------ Input

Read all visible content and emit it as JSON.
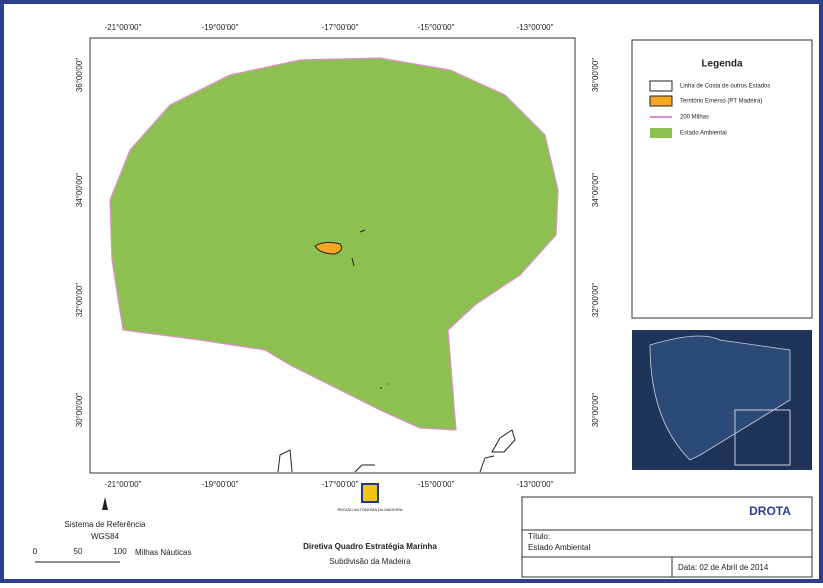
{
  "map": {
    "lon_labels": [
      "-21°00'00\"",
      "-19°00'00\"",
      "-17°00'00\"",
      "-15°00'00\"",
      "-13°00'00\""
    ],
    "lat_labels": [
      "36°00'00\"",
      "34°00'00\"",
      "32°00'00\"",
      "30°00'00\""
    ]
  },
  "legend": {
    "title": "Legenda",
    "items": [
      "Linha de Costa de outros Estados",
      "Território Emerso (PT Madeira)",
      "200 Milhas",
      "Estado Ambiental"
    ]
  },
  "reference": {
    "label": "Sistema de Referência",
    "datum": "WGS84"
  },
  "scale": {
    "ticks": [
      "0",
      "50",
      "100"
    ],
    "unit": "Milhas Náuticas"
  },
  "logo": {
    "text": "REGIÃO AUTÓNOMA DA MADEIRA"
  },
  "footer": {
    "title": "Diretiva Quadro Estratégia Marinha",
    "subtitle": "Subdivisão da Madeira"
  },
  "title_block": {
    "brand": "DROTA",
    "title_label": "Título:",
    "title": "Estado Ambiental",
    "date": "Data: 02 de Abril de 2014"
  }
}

------------
------ Input

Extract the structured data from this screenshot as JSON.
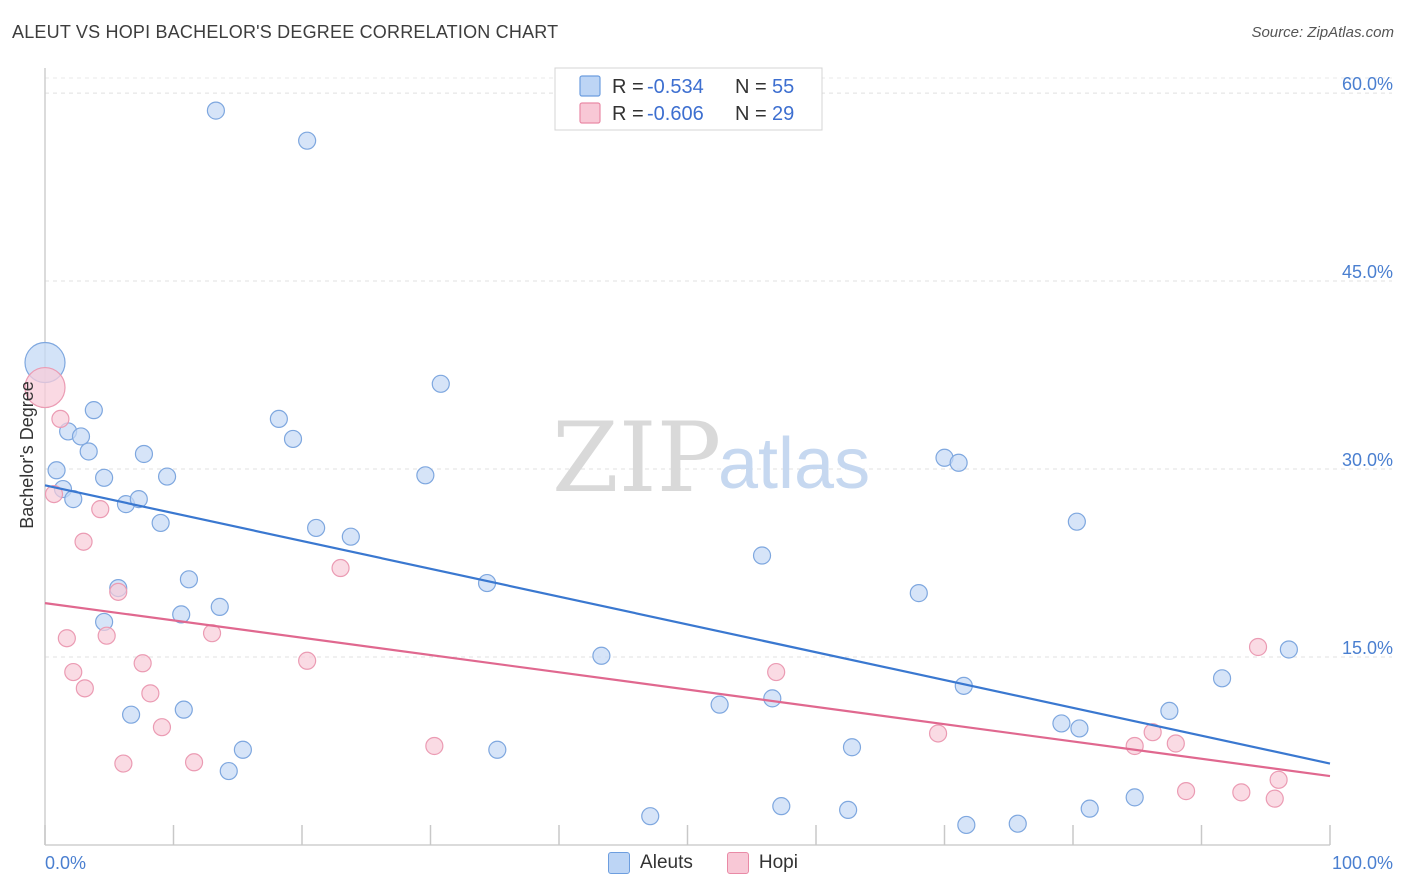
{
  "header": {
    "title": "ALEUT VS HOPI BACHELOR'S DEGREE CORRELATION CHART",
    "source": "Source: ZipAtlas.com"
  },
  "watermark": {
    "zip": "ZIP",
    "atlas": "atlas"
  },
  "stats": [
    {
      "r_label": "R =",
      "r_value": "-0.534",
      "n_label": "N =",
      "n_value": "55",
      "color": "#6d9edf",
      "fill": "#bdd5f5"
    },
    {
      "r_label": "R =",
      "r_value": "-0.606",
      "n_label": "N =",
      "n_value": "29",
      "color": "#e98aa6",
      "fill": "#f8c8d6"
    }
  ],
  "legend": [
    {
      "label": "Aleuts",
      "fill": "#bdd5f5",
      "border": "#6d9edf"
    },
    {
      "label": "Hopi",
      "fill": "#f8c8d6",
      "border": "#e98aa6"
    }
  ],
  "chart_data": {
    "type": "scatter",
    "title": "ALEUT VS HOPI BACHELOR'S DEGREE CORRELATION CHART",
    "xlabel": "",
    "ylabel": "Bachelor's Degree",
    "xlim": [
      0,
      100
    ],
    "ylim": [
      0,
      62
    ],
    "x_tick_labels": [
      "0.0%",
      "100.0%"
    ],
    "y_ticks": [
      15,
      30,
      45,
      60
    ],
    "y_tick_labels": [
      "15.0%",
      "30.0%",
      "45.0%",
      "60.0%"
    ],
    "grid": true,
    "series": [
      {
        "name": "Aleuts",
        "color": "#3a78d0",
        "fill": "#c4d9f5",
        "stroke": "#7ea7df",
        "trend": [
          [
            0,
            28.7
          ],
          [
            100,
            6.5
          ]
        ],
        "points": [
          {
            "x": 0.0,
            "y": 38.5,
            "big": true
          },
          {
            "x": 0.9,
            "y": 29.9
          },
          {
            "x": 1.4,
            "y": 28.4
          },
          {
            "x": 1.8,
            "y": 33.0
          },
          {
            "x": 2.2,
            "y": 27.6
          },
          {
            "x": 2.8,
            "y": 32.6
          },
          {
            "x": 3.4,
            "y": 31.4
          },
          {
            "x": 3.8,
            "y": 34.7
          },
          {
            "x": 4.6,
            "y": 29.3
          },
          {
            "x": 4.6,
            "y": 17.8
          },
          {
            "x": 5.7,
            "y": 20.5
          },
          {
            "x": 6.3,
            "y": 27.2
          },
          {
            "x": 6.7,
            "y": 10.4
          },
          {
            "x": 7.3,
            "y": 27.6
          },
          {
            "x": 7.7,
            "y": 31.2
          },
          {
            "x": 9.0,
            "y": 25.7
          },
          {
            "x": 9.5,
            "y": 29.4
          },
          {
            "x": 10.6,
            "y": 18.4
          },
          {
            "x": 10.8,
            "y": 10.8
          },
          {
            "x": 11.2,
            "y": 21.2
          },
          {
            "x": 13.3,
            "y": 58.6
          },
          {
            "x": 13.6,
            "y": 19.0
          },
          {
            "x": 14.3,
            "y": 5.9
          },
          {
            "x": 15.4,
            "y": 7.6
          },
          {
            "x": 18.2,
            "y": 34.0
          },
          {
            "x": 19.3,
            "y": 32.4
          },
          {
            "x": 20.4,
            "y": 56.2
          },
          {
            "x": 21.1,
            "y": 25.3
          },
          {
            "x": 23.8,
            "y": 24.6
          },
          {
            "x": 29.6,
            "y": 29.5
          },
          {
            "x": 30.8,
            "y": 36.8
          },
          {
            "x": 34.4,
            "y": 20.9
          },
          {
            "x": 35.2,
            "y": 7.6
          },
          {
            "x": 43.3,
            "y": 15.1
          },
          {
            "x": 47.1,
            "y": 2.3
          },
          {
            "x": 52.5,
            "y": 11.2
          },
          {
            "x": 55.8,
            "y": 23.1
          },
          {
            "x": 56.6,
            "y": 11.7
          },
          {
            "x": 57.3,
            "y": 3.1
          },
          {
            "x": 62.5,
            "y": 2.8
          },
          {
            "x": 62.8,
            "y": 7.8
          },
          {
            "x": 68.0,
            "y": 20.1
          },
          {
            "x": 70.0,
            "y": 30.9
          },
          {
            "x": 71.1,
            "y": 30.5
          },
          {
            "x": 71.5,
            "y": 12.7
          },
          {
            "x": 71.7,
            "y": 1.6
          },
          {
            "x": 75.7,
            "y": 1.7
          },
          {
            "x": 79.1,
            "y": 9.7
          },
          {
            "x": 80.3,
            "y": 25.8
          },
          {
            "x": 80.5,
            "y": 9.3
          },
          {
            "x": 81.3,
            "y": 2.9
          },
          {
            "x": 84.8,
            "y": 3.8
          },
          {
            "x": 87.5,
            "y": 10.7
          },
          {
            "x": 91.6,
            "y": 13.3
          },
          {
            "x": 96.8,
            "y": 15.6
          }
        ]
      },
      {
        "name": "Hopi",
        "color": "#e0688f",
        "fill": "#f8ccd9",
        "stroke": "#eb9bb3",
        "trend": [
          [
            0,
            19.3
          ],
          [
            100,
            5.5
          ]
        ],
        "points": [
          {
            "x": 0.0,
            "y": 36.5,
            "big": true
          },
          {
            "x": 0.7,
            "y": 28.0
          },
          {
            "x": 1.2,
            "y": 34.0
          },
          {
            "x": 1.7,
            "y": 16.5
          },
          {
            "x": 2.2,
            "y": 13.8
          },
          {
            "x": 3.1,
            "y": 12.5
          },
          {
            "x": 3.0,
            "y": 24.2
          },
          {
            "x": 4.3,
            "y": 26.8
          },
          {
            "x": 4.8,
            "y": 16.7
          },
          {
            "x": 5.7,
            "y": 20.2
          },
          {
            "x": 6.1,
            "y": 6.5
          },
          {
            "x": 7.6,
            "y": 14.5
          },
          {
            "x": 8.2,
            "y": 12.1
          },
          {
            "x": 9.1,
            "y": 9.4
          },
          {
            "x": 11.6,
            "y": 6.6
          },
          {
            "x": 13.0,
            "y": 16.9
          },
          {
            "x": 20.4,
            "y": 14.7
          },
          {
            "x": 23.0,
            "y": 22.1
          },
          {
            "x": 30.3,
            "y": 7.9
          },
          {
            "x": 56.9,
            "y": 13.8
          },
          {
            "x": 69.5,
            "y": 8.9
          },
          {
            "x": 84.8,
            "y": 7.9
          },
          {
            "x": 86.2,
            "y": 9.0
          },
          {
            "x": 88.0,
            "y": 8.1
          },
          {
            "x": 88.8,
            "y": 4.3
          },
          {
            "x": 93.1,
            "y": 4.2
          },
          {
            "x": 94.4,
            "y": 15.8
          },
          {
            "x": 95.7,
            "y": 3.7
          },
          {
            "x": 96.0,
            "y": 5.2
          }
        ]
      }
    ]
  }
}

------------
------ Input

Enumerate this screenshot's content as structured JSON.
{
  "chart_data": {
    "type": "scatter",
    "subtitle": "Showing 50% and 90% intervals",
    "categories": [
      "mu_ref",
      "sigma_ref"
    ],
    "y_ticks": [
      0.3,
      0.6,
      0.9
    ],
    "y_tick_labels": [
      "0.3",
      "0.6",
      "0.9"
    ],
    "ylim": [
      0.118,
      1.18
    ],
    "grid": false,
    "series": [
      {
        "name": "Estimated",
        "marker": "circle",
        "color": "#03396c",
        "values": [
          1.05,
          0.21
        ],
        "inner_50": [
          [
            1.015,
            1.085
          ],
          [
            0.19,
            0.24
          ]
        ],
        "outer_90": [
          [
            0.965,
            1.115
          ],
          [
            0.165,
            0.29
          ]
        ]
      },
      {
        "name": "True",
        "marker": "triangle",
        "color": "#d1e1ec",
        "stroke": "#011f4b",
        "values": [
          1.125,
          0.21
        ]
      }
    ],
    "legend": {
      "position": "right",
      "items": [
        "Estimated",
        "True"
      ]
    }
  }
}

------------

_Required task_: Make a tally of the lines in this data that include the string "subtitle", and answer with that tally alone.

_Written response_: 2